Records for processing
[start]

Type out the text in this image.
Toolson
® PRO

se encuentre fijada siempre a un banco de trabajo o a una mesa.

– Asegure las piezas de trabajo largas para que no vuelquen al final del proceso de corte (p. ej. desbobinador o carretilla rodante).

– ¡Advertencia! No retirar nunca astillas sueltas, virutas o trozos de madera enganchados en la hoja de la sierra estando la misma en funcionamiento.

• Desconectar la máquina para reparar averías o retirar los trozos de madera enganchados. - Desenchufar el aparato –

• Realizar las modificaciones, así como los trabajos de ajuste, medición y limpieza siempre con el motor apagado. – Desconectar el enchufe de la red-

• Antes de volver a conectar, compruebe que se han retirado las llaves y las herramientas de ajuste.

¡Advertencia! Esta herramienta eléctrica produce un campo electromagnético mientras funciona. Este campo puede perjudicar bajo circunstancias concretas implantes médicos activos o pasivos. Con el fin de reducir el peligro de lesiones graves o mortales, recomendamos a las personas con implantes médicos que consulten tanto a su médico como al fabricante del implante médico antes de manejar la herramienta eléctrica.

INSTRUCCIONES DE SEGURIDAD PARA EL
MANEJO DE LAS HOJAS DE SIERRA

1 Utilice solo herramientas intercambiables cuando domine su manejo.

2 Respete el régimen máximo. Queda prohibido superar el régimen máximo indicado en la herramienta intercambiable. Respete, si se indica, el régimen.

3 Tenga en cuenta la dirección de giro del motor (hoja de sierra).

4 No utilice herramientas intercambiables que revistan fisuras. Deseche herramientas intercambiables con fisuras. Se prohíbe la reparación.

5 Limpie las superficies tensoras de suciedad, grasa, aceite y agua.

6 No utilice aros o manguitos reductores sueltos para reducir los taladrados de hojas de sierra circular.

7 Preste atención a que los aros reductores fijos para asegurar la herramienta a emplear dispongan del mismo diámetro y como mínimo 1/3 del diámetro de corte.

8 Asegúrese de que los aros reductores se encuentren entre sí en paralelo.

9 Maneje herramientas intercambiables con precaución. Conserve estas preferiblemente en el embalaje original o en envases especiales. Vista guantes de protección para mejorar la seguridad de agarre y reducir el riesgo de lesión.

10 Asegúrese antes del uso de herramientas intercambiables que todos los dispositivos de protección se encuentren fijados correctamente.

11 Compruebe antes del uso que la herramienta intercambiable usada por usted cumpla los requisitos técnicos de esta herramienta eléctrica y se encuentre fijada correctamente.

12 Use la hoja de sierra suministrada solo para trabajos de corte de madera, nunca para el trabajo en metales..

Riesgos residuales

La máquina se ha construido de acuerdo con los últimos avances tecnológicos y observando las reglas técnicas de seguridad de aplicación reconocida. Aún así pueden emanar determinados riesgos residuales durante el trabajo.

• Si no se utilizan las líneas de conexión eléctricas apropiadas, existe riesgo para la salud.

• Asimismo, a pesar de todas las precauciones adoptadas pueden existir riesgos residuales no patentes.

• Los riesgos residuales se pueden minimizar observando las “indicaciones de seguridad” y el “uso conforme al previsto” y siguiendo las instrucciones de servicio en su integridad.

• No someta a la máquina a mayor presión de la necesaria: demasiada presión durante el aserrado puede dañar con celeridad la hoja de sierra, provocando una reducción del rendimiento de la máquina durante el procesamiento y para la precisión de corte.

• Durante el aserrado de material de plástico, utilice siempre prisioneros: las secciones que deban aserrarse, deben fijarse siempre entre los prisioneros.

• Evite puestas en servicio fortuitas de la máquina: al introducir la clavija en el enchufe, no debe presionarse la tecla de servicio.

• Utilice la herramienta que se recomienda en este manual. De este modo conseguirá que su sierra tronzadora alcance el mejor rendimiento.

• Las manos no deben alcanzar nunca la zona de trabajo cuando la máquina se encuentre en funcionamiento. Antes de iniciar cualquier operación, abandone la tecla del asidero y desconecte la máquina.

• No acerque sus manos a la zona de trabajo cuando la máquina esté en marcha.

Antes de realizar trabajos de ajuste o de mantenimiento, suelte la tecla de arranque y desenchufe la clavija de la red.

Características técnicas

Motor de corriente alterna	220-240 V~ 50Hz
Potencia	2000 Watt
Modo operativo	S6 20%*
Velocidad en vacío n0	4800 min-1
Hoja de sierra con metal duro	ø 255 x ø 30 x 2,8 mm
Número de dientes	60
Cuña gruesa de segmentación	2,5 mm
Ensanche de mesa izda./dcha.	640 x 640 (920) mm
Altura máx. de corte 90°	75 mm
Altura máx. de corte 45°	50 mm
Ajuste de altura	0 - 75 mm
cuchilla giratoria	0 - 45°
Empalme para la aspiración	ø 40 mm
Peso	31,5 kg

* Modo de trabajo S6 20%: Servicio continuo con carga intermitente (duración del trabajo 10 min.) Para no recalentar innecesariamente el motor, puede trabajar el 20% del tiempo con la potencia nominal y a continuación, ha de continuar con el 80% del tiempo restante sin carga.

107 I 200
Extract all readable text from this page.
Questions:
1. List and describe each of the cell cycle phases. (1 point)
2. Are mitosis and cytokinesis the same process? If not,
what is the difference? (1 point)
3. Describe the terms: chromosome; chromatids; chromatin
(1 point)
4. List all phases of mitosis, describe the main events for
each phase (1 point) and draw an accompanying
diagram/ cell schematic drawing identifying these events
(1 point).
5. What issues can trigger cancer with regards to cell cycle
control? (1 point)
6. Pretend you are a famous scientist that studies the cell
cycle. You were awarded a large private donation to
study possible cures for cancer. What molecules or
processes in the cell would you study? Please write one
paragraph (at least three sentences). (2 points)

[end]

Calculate how many lines of the material include the string "text", and state that number by itself.

2